What to work on: Find the lines holding the string "this" in the data, then copy all of them.

Data excerpts:

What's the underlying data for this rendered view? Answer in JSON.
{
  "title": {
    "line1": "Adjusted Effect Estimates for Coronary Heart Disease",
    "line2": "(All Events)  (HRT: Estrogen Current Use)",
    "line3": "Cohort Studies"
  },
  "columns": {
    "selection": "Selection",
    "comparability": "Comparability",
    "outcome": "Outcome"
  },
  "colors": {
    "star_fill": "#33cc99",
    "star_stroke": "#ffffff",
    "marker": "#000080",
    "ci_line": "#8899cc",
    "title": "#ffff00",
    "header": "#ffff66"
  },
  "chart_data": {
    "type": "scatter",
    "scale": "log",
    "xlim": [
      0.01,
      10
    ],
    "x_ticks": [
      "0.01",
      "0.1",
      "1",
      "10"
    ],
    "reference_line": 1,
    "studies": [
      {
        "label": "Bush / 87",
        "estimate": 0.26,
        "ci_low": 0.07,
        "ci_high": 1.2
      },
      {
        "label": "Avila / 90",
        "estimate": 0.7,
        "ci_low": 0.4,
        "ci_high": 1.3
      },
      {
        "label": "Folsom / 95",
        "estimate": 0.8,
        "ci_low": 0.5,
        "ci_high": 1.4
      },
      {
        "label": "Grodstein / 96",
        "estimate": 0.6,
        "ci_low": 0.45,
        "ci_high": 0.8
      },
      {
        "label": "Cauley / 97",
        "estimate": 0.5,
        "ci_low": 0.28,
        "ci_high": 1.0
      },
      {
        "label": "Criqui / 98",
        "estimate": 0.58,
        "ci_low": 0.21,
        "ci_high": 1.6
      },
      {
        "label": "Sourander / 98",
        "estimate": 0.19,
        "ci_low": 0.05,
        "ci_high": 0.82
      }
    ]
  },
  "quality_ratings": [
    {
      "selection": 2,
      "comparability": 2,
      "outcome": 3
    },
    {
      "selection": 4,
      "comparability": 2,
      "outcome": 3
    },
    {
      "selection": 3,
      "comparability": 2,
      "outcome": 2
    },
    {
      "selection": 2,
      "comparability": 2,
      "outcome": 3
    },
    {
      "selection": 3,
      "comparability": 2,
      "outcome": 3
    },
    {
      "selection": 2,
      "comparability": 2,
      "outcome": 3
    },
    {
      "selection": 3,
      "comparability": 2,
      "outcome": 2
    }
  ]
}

...

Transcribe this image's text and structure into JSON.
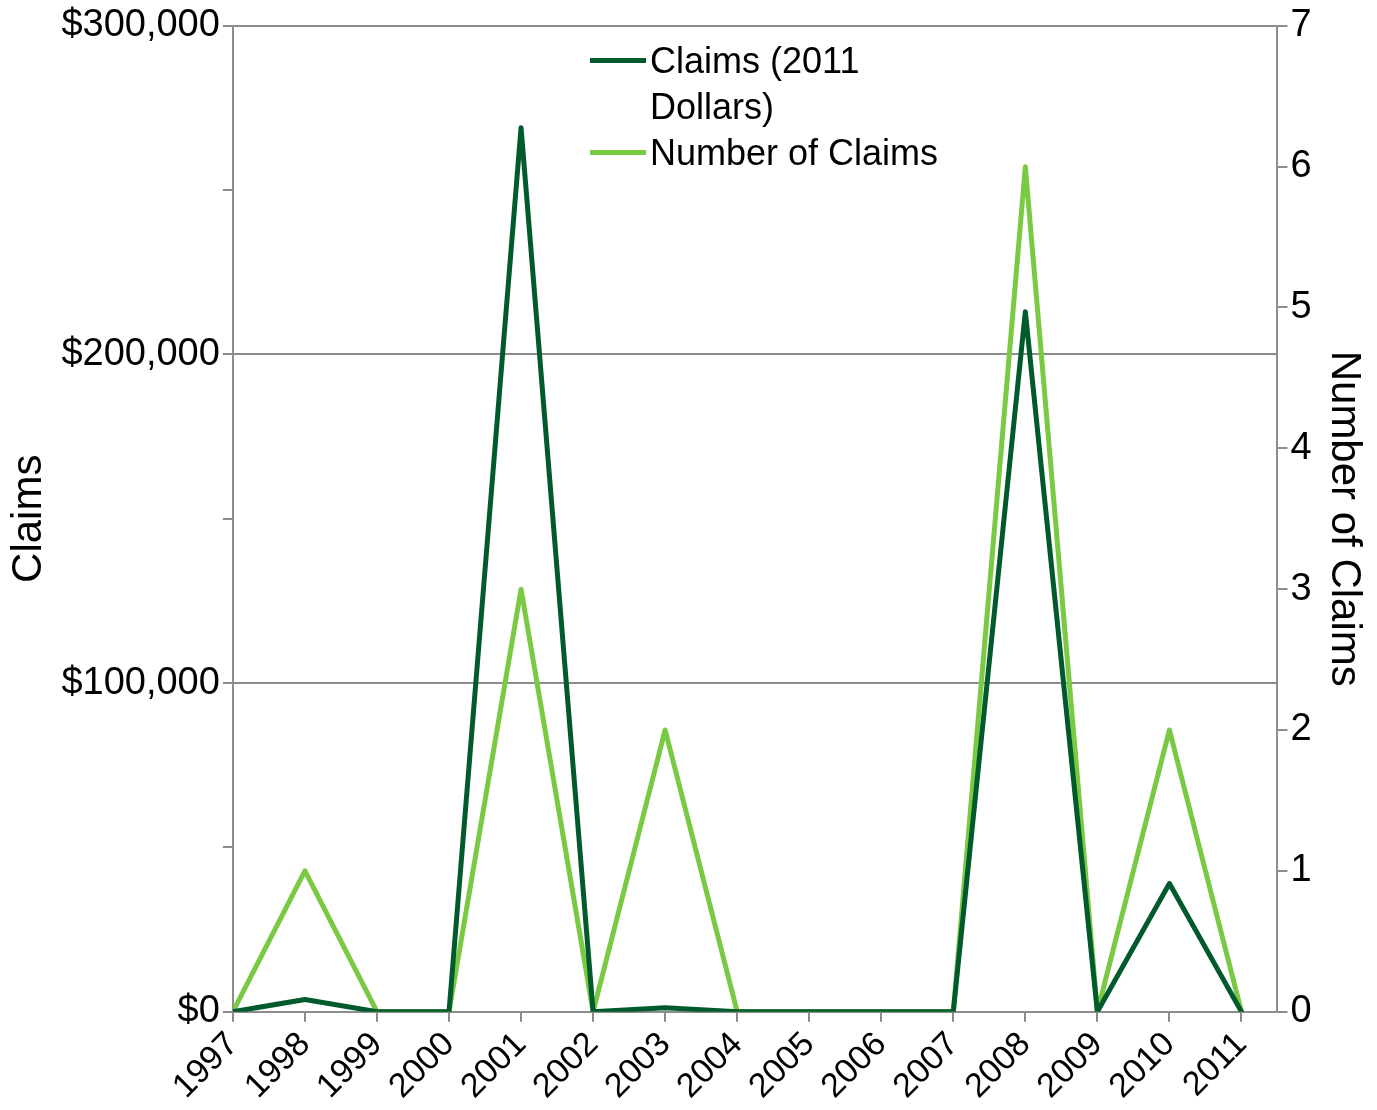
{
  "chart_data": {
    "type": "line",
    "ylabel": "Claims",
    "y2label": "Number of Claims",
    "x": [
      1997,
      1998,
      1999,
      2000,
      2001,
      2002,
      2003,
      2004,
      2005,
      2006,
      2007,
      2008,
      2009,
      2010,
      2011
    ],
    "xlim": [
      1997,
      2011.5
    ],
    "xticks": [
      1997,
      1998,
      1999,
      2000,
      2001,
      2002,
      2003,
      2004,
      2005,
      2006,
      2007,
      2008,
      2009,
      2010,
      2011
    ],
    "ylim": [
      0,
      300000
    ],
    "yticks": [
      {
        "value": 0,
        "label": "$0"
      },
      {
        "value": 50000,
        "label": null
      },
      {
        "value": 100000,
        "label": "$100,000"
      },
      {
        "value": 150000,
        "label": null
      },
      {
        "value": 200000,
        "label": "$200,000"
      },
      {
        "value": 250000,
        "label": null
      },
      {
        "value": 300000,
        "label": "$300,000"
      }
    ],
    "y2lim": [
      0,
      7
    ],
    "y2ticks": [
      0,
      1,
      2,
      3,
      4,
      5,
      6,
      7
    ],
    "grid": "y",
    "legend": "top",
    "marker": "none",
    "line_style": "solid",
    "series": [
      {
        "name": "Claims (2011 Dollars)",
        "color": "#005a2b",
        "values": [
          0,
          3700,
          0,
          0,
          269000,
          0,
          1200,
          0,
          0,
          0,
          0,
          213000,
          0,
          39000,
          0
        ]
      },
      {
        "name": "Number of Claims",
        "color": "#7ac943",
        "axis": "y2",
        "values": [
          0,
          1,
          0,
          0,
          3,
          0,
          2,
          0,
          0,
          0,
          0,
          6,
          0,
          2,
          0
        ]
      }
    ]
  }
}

Problem solution:
What's the underlying data for this rendered view? Answer in JSON.
Transcribe this image's text and structure into JSON.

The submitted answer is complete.